- _PROBLEM TO WORK ON_: Every line holding the word "text" counts once. Give the total, nothing more.
◆ ◆ ◆ ◆ ◆ ◆ ◆
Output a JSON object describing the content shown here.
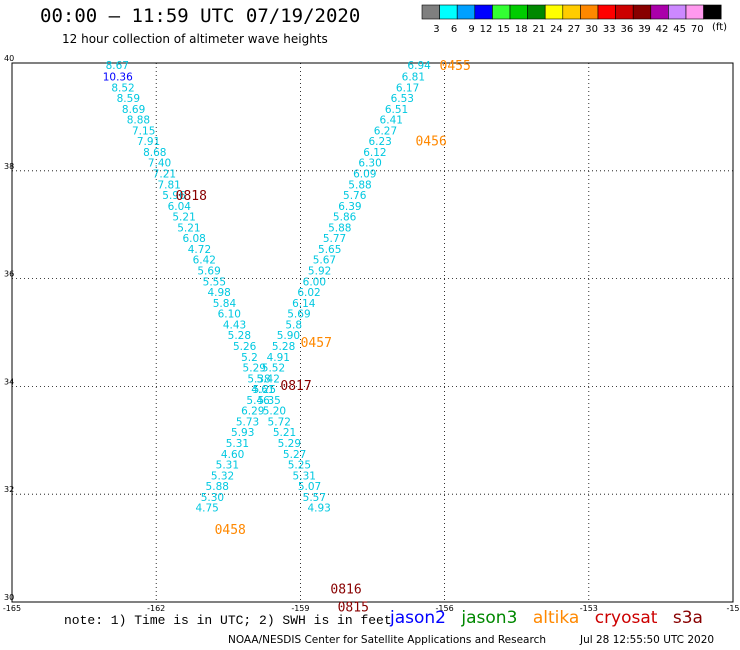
{
  "title": "00:00 – 11:59 UTC 07/19/2020",
  "subtitle": "12 hour collection of altimeter wave heights",
  "colorbar": {
    "unit": "(ft)",
    "bins": [
      {
        "label": "3",
        "color": "#7f7f7f"
      },
      {
        "label": "6",
        "color": "#00ffff"
      },
      {
        "label": "9",
        "color": "#00a0ff"
      },
      {
        "label": "12",
        "color": "#0000ff"
      },
      {
        "label": "15",
        "color": "#33ff33"
      },
      {
        "label": "18",
        "color": "#00cc00"
      },
      {
        "label": "21",
        "color": "#008800"
      },
      {
        "label": "24",
        "color": "#ffff00"
      },
      {
        "label": "27",
        "color": "#ffcc00"
      },
      {
        "label": "30",
        "color": "#ff8800"
      },
      {
        "label": "33",
        "color": "#ff0000"
      },
      {
        "label": "36",
        "color": "#cc0000"
      },
      {
        "label": "39",
        "color": "#880000"
      },
      {
        "label": "42",
        "color": "#aa00aa"
      },
      {
        "label": "45",
        "color": "#cc88ff"
      },
      {
        "label": "70",
        "color": "#ff99ee"
      },
      {
        "label": "",
        "color": "#000000"
      }
    ]
  },
  "note": "note: 1) Time is in UTC; 2) SWH is in feet",
  "satellites": [
    {
      "name": "jason2",
      "color": "#0000ff"
    },
    {
      "name": "jason3",
      "color": "#008800"
    },
    {
      "name": "altika",
      "color": "#ff8800"
    },
    {
      "name": "cryosat",
      "color": "#cc0000"
    },
    {
      "name": "s3a",
      "color": "#880000"
    }
  ],
  "credit": "NOAA/NESDIS Center for Satellite Applications and Research",
  "credit_time": "Jul 28 12:55:50 UTC 2020",
  "chart_data": {
    "type": "scatter",
    "xlim": [
      -165,
      -150
    ],
    "ylim": [
      30,
      40
    ],
    "x_ticks": [
      "-165",
      "-162",
      "-159",
      "-156",
      "-153",
      "-15"
    ],
    "y_ticks": [
      "30",
      "32",
      "34",
      "36",
      "38",
      "40"
    ],
    "grid": true,
    "track_labels": [
      {
        "text": "0455",
        "x": -155.78,
        "y": 39.96,
        "color": "#ff8800"
      },
      {
        "text": "0456",
        "x": -156.28,
        "y": 38.56,
        "color": "#ff8800"
      },
      {
        "text": "0818",
        "x": -161.27,
        "y": 37.55,
        "color": "#880000"
      },
      {
        "text": "0457",
        "x": -158.67,
        "y": 34.82,
        "color": "#ff8800"
      },
      {
        "text": "0817",
        "x": -159.09,
        "y": 34.03,
        "color": "#880000"
      },
      {
        "text": "0458",
        "x": -160.46,
        "y": 31.35,
        "color": "#ff8800"
      },
      {
        "text": "0816",
        "x": -158.05,
        "y": 30.25,
        "color": "#880000"
      },
      {
        "text": "0815",
        "x": -157.9,
        "y": 29.92,
        "color": "#880000"
      }
    ],
    "series": [
      {
        "name": "Track A",
        "color": "#00c8e0",
        "points": [
          {
            "x": -162.81,
            "y": 39.96,
            "v": "8.67"
          },
          {
            "x": -162.8,
            "y": 39.75,
            "v": "10.36",
            "color": "#0000ff"
          },
          {
            "x": -162.69,
            "y": 39.55,
            "v": "8.52"
          },
          {
            "x": -162.58,
            "y": 39.35,
            "v": "8.59"
          },
          {
            "x": -162.47,
            "y": 39.15,
            "v": "8.69"
          },
          {
            "x": -162.37,
            "y": 38.95,
            "v": "8.88"
          },
          {
            "x": -162.26,
            "y": 38.75,
            "v": "7.15"
          },
          {
            "x": -162.16,
            "y": 38.55,
            "v": "7.91"
          },
          {
            "x": -162.03,
            "y": 38.35,
            "v": "8.68"
          },
          {
            "x": -161.93,
            "y": 38.15,
            "v": "7.40"
          },
          {
            "x": -161.83,
            "y": 37.95,
            "v": "7.21"
          },
          {
            "x": -161.73,
            "y": 37.75,
            "v": "7.81"
          },
          {
            "x": -161.63,
            "y": 37.55,
            "v": "5.96"
          },
          {
            "x": -161.52,
            "y": 37.35,
            "v": "6.04"
          },
          {
            "x": -161.42,
            "y": 37.15,
            "v": "5.21"
          },
          {
            "x": -161.32,
            "y": 36.95,
            "v": "5.21"
          },
          {
            "x": -161.21,
            "y": 36.75,
            "v": "6.08"
          },
          {
            "x": -161.1,
            "y": 36.55,
            "v": "4.72"
          },
          {
            "x": -161.0,
            "y": 36.35,
            "v": "6.42"
          },
          {
            "x": -160.9,
            "y": 36.15,
            "v": "5.69"
          },
          {
            "x": -160.79,
            "y": 35.95,
            "v": "5.55"
          },
          {
            "x": -160.69,
            "y": 35.75,
            "v": "4.98"
          },
          {
            "x": -160.58,
            "y": 35.55,
            "v": "5.84"
          },
          {
            "x": -160.48,
            "y": 35.35,
            "v": "6.10"
          },
          {
            "x": -160.37,
            "y": 35.15,
            "v": "4.43"
          },
          {
            "x": -160.27,
            "y": 34.95,
            "v": "5.28"
          },
          {
            "x": -160.16,
            "y": 34.75,
            "v": "5.26"
          },
          {
            "x": -160.06,
            "y": 34.55,
            "v": "5.2"
          },
          {
            "x": -159.96,
            "y": 34.35,
            "v": "5.29"
          },
          {
            "x": -159.86,
            "y": 34.15,
            "v": "5.38"
          },
          {
            "x": -159.75,
            "y": 33.95,
            "v": "5.25"
          },
          {
            "x": -159.65,
            "y": 33.75,
            "v": "5.35"
          },
          {
            "x": -159.54,
            "y": 33.55,
            "v": "5.20"
          },
          {
            "x": -159.44,
            "y": 33.35,
            "v": "5.72"
          },
          {
            "x": -159.33,
            "y": 33.15,
            "v": "5.21"
          },
          {
            "x": -159.23,
            "y": 32.95,
            "v": "5.29"
          },
          {
            "x": -159.12,
            "y": 32.75,
            "v": "5.27"
          },
          {
            "x": -159.02,
            "y": 32.55,
            "v": "5.25"
          },
          {
            "x": -158.92,
            "y": 32.35,
            "v": "5.31"
          },
          {
            "x": -158.81,
            "y": 32.15,
            "v": "5.07"
          },
          {
            "x": -158.71,
            "y": 31.95,
            "v": "5.57"
          },
          {
            "x": -158.61,
            "y": 31.75,
            "v": "4.93"
          }
        ]
      },
      {
        "name": "Track B",
        "color": "#00c8e0",
        "points": [
          {
            "x": -156.53,
            "y": 39.96,
            "v": "6.94"
          },
          {
            "x": -156.65,
            "y": 39.75,
            "v": "6.81"
          },
          {
            "x": -156.77,
            "y": 39.55,
            "v": "6.17"
          },
          {
            "x": -156.88,
            "y": 39.35,
            "v": "6.53"
          },
          {
            "x": -157.0,
            "y": 39.15,
            "v": "6.51"
          },
          {
            "x": -157.11,
            "y": 38.95,
            "v": "6.41"
          },
          {
            "x": -157.23,
            "y": 38.75,
            "v": "6.27"
          },
          {
            "x": -157.34,
            "y": 38.55,
            "v": "6.23"
          },
          {
            "x": -157.45,
            "y": 38.35,
            "v": "6.12"
          },
          {
            "x": -157.55,
            "y": 38.15,
            "v": "6.30"
          },
          {
            "x": -157.66,
            "y": 37.95,
            "v": "6.09"
          },
          {
            "x": -157.76,
            "y": 37.75,
            "v": "5.88"
          },
          {
            "x": -157.87,
            "y": 37.55,
            "v": "5.76"
          },
          {
            "x": -157.97,
            "y": 37.35,
            "v": "6.39"
          },
          {
            "x": -158.08,
            "y": 37.15,
            "v": "5.86"
          },
          {
            "x": -158.18,
            "y": 36.95,
            "v": "5.88"
          },
          {
            "x": -158.29,
            "y": 36.75,
            "v": "5.77"
          },
          {
            "x": -158.39,
            "y": 36.55,
            "v": "5.65"
          },
          {
            "x": -158.5,
            "y": 36.35,
            "v": "5.67"
          },
          {
            "x": -158.6,
            "y": 36.15,
            "v": "5.92"
          },
          {
            "x": -158.71,
            "y": 35.95,
            "v": "6.00"
          },
          {
            "x": -158.82,
            "y": 35.75,
            "v": "6.02"
          },
          {
            "x": -158.93,
            "y": 35.55,
            "v": "6.14"
          },
          {
            "x": -159.03,
            "y": 35.35,
            "v": "5.69"
          },
          {
            "x": -159.14,
            "y": 35.15,
            "v": "5.8"
          },
          {
            "x": -159.25,
            "y": 34.95,
            "v": "5.90"
          },
          {
            "x": -159.35,
            "y": 34.75,
            "v": "5.28"
          },
          {
            "x": -159.46,
            "y": 34.55,
            "v": "4.91"
          },
          {
            "x": -159.56,
            "y": 34.35,
            "v": "5.52"
          },
          {
            "x": -159.67,
            "y": 34.15,
            "v": "5.42"
          },
          {
            "x": -159.78,
            "y": 33.95,
            "v": "4.61"
          },
          {
            "x": -159.88,
            "y": 33.75,
            "v": "5.46"
          },
          {
            "x": -159.99,
            "y": 33.55,
            "v": "6.29"
          },
          {
            "x": -160.1,
            "y": 33.35,
            "v": "5.73"
          },
          {
            "x": -160.2,
            "y": 33.15,
            "v": "5.93"
          },
          {
            "x": -160.31,
            "y": 32.95,
            "v": "5.31"
          },
          {
            "x": -160.41,
            "y": 32.75,
            "v": "4.60"
          },
          {
            "x": -160.52,
            "y": 32.55,
            "v": "5.31"
          },
          {
            "x": -160.62,
            "y": 32.35,
            "v": "5.32"
          },
          {
            "x": -160.73,
            "y": 32.15,
            "v": "5.88"
          },
          {
            "x": -160.83,
            "y": 31.95,
            "v": "5.30"
          },
          {
            "x": -160.94,
            "y": 31.75,
            "v": "4.75"
          }
        ]
      }
    ]
  }
}
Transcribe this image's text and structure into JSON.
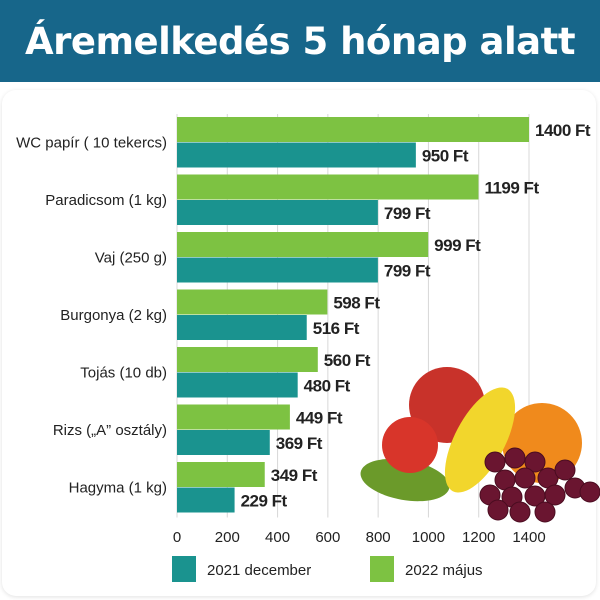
◆ ◆ ◆ ◆ ◆ ◆ ◆
- _SOLUTION FOR THIS PROBLEM_: 9